> [REQUIRED WORK]:
Comb the records below for the string "vaskes" and copy each line where it turns up.

> [MATERIAL]:
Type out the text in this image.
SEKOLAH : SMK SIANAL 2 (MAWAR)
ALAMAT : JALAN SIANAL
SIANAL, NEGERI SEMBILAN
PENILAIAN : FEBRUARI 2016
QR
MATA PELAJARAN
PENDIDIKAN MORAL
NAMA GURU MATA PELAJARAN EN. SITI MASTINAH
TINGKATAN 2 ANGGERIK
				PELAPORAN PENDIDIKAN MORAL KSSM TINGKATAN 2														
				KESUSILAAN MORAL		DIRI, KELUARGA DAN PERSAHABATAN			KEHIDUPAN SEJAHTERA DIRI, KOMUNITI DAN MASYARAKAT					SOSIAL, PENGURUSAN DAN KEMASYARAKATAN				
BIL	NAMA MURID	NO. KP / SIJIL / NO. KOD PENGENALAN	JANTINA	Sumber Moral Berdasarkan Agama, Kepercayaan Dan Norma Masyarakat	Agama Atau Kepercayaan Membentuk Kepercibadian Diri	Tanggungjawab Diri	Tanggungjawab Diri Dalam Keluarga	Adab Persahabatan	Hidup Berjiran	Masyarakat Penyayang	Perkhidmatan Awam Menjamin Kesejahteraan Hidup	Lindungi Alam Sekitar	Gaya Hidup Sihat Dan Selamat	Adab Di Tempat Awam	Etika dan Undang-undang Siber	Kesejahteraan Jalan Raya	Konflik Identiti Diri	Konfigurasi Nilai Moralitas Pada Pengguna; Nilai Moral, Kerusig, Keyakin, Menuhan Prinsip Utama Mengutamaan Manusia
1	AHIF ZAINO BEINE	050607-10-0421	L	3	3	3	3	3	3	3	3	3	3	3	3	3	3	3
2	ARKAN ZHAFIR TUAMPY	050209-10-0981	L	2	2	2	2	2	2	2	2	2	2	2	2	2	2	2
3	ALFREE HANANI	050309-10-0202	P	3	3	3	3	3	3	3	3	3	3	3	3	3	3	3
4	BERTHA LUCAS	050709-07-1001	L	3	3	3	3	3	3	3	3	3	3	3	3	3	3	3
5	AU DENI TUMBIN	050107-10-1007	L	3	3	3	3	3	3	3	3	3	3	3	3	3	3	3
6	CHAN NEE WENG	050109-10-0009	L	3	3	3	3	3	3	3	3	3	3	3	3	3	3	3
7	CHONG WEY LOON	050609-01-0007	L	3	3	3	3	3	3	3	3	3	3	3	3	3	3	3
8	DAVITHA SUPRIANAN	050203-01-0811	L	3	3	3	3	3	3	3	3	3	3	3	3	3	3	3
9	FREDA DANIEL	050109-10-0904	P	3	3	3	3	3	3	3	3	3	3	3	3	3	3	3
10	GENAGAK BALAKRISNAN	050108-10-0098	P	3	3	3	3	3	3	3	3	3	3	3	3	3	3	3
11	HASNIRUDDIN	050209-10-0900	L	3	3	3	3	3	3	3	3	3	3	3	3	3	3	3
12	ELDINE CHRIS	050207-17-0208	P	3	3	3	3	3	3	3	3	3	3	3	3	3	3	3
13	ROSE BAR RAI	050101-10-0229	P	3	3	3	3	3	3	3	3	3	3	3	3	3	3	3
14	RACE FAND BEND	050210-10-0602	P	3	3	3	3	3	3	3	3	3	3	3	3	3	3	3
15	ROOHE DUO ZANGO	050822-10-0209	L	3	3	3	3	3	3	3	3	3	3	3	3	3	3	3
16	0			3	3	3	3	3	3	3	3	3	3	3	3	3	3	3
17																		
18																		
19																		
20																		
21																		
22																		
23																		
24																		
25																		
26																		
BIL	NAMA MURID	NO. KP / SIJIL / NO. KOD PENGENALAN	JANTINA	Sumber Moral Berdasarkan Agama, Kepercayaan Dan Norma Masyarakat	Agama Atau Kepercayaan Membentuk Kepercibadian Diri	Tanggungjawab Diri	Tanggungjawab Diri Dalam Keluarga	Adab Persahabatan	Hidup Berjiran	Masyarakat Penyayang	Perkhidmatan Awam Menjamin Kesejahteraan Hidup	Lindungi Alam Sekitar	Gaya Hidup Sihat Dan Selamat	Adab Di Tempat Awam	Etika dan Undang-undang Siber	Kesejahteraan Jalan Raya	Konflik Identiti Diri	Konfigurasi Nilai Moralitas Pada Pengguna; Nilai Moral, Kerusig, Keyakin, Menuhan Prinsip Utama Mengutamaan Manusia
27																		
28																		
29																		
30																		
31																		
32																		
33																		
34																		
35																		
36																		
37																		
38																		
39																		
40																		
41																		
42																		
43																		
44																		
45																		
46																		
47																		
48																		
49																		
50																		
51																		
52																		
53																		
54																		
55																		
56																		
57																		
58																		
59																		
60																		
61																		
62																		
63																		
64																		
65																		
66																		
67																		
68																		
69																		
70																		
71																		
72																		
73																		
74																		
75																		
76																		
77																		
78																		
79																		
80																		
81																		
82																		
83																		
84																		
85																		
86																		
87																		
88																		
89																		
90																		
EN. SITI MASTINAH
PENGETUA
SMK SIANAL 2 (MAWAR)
...
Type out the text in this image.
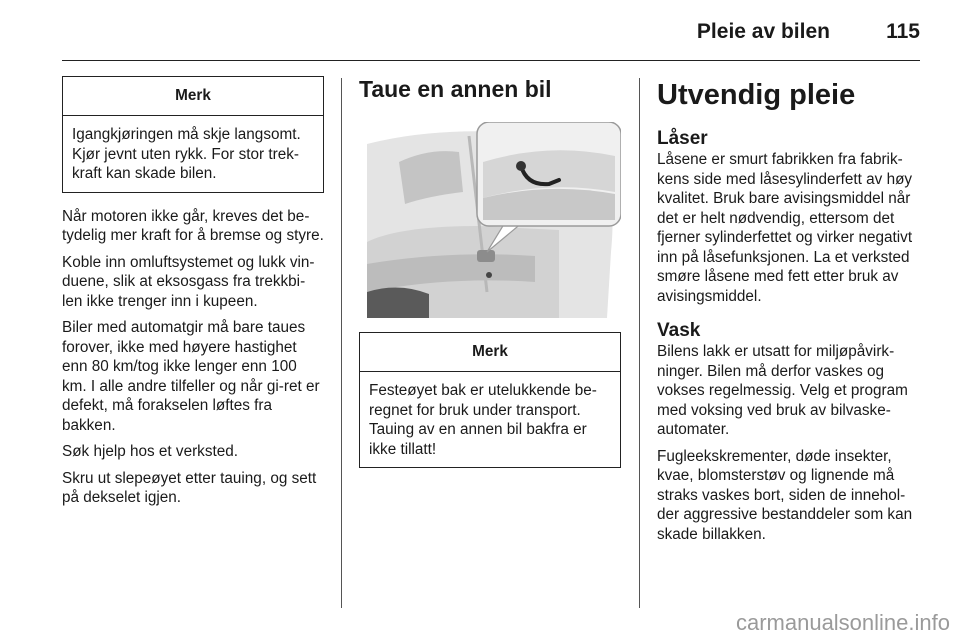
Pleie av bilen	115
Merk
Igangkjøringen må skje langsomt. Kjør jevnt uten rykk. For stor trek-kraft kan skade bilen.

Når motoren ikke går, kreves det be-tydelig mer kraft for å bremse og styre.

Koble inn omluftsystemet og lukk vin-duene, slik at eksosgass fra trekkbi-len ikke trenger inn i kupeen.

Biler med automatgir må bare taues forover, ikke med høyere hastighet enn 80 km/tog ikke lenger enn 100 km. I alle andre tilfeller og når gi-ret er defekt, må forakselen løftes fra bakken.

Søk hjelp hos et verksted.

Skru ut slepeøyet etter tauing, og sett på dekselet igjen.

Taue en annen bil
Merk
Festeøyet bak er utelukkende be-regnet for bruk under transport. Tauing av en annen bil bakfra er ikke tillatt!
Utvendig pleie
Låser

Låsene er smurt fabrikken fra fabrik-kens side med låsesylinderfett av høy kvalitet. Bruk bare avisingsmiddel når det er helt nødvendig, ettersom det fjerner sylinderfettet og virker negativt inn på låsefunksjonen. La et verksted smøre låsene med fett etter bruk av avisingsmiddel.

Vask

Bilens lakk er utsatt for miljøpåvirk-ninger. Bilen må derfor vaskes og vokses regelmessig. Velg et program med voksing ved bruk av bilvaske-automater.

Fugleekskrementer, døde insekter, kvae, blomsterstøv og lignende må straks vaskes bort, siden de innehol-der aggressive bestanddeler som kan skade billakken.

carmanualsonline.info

> [WRITTEN REPLY]:
Bilens lakk er utsatt for miljøpåvirk-ninger. Bilen må derfor vaskes og vokses regelmessig. Velg et program med voksing ved bruk av bilvaske-automater.
Fugleekskrementer, døde insekter, kvae, blomsterstøv og lignende må straks vaskes bort, siden de innehol-der aggressive bestanddeler som kan skade billakken.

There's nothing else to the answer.